■ TUGAS 1
Salin ulang baris-baris catatan di bawah tanpa perubahan. Mulailah dari baris pertama catatan dan teruskan hingga baris yang memuat "citations-count: 794 [223, 503, 239, 513]", termasuk baris itu.

■ CUPLIKAN HALAMAN
━━━━

Sukses Ala Warren Buffett

Oleh: Budi Winarto*

mepnews.id – Saya orang yang tipikal takut berinvestasi. Bukan tidak berani, tetapi lebih karena masih lemah dalam bekal keilmuan dan kurang kuat berspekulasi. Padahal, spekulasi adalah cara membuka celah untuk melakukan transaksi. Memang tidak sembarang orang bisa berinvestasi karena butuh kesiapan mental.

Saya baca buku The Warren Buffett Way karya Robert G. Hagstrom. Buku ini bukan hanya bicara soal invest. Penulis, yang sekaligus praktisi investing dan trader, mengupas strategi investing ala Buffet. Dalam buku ini, model investasi Buffett sangat beda dengan influencer saham lainnya. Influencer lebih dominan ke trading. Investasi berbentuk trading bukanlah tipikal Buffet.

Buffett adalah orang sukses dan terkaya sedunia sebelum Bill Gate. Dia mengumpulkan kekayaannya hanya dengan cara investasi. Saking ahlinya berinvestasi, dia sampai dijuluki ‘Oracle of Omaha’ alias tukang ramal dari Omaha (kota kelahiran Buffet di Amerika Serikat). Hal ini cukup beralasan. Ke mana saja ia menanamkan investasi, boleh dikata semuanya melejit. Contohnya; Coca Cola, Apple, dan sebagainya.

Apa kuncinya? “It’s not about luck. It’s about discipline.” Kesuksesannya terbangun bukan karena keberuntungan tetapi lebih pada kerja keras dan disiplin. Dua semangat kerja itu yang menjadikan Buffet sukses. Meski dari keluarga gemar investasi, dan lingkungan yang mendorong belajar bisnis, namun semua itu tak ada gunanya jika tak ada kerja keras dan disiplin.

Buffet sudah sangat disiplin sejak kecil. saat berumur 13 tahun, ia sudah belajar kecil-kecilan melatih mental dan naluri bisnis. Ia memiki feeling kuat dan kecermatan dalam berspekulasi. Sampai akhirnya dia menjadi praktisi sukses di bidang investasi. Namanya pun membumbung tinggi.

━━━━

■ BAHAN
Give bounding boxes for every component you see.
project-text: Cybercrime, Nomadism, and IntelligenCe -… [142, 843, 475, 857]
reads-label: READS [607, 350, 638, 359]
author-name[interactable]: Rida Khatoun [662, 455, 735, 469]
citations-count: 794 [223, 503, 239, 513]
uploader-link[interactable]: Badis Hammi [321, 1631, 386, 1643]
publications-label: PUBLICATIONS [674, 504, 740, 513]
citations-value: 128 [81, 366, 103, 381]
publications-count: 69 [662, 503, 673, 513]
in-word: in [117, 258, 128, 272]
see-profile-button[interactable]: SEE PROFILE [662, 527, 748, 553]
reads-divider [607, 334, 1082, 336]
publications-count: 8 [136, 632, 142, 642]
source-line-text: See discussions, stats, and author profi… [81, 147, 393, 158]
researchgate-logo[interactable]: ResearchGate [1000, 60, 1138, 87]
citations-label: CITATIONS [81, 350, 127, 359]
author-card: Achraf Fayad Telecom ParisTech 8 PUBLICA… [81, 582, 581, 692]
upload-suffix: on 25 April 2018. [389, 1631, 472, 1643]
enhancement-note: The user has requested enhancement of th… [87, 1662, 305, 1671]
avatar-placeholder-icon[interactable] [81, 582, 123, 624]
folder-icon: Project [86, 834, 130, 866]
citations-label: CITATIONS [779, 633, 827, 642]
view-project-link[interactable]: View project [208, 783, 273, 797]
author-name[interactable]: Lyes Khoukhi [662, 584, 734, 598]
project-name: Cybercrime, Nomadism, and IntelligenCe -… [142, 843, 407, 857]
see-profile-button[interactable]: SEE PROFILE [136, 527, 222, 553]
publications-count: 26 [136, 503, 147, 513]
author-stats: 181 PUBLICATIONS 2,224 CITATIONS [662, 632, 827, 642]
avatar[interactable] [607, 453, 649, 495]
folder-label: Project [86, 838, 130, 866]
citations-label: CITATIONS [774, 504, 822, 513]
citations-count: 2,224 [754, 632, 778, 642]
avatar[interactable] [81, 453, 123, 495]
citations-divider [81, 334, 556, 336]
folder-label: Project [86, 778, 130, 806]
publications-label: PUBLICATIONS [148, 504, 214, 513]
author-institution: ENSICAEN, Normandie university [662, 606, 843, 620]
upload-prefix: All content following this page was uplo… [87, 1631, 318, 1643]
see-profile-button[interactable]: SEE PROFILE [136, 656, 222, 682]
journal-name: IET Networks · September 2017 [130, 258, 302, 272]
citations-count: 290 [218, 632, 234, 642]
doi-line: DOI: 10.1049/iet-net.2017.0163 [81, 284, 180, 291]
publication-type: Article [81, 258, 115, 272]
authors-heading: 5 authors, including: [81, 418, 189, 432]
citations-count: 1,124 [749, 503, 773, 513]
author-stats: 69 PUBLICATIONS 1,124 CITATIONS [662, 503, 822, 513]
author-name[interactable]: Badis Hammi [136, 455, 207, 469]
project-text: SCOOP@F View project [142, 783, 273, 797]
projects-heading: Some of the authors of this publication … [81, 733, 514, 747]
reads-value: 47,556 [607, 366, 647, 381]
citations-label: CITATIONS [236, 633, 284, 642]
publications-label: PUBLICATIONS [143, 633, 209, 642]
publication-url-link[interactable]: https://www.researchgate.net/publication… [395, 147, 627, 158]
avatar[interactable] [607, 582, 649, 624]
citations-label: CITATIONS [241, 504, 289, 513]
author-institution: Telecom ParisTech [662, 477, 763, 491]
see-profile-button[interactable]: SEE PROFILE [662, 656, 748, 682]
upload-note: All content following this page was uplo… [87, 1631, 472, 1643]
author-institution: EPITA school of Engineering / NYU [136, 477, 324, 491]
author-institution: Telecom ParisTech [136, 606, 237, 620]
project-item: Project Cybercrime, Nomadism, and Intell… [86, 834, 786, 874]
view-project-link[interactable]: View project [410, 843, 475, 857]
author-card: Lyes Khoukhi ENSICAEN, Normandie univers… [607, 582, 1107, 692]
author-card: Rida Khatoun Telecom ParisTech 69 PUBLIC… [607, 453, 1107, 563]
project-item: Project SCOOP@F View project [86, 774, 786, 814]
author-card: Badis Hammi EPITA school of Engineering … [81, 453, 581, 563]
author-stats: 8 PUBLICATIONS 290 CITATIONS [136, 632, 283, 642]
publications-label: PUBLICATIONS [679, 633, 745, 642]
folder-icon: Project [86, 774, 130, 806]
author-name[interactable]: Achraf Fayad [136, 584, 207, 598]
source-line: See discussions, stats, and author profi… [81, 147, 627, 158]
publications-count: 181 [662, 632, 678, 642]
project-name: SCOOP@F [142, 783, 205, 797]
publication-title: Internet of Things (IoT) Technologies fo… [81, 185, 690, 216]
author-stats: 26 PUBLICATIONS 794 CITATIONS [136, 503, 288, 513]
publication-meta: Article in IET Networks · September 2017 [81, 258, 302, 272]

━━━━

■ TUGAS 2
Lanjutkan tulisan tentang kesuksesan Warren Buffett di atas, mulai setelah kalimat terakhirnya.

■ JAWABAN TERTULIS 1
Give bounding boxes for every component you see.
project-text: Cybercrime, Nomadism, and IntelligenCe -… [142, 843, 475, 857]
reads-label: READS [607, 350, 638, 359]
author-name[interactable]: Rida Khatoun [662, 455, 735, 469]
citations-count: 794 [223, 503, 239, 513]

■ JAWABAN TERTULIS 2
Satu hal yang perlu diingat, meskipun sudah sukses tetapi dia tetap hidup dalam kesederhanaan. Rumah dan mobil ya itu-itu saja. Sarapannya sekelas warung.

Kesuksesan Buffett juga didorong oleh prinsip yang ia pegang teguh, “Invest like you own the business.” Investasi itu bukan sekedar angka-angka. Tanamkan modal seolah-olah engkau memiliki bisnisnya.

Ini mungkin yang membedakan investor atau trader lain dengan Buffet. Orang lain, saat melakukan investasi, selalu disibukkan dengan melihat depth of market. Rata-rata trader melihat angka, “Oh ini plus sekian, minus sekian”. “Berarti kita sell“, atau “Kita deep’, atau “Kita short,” atau “Kita long.” Orang lain umumnya mengambil keputusan berdasar pola harga, volume dan indikator lainnya.

Cara Buffet beda. Ia berinvestasi bukan soal membeli saham tetapi membeli  bisnisnya. Dia lebih dulu fokus dan memahami model bisnisnya seperti apa. Dia menghindari spekulasi jangka pendek. Intinya, dia memperlakukan saham bukan seperti angka-angka tetapi seperti miliknya bisnisnya sendiri.

Rahasia berikutnya, dia berinvestasi hanya pada hal-hal yang benar-benar dia pahami. Istilahnya, berinvestasi hanya di circle of competence. Pemahaman kuat seperti ini sangat menentukan kondisi ke depannya. Maka, Buffet mencoba memahami dulu bisnisnya seperti apa sebelum ia beli saham.

Dia orang yang percaya pada manajemen yang jujur, dia fokus pada nilai yang riil, bukan pada angka-angka yang dilaporan. Dia melakukan transaksi sebisa mungkin untuk membeli lebih murah dari nilai sesungguhnya.

Prinsip-prinsip tersebut dinamakan Immutable Tenets.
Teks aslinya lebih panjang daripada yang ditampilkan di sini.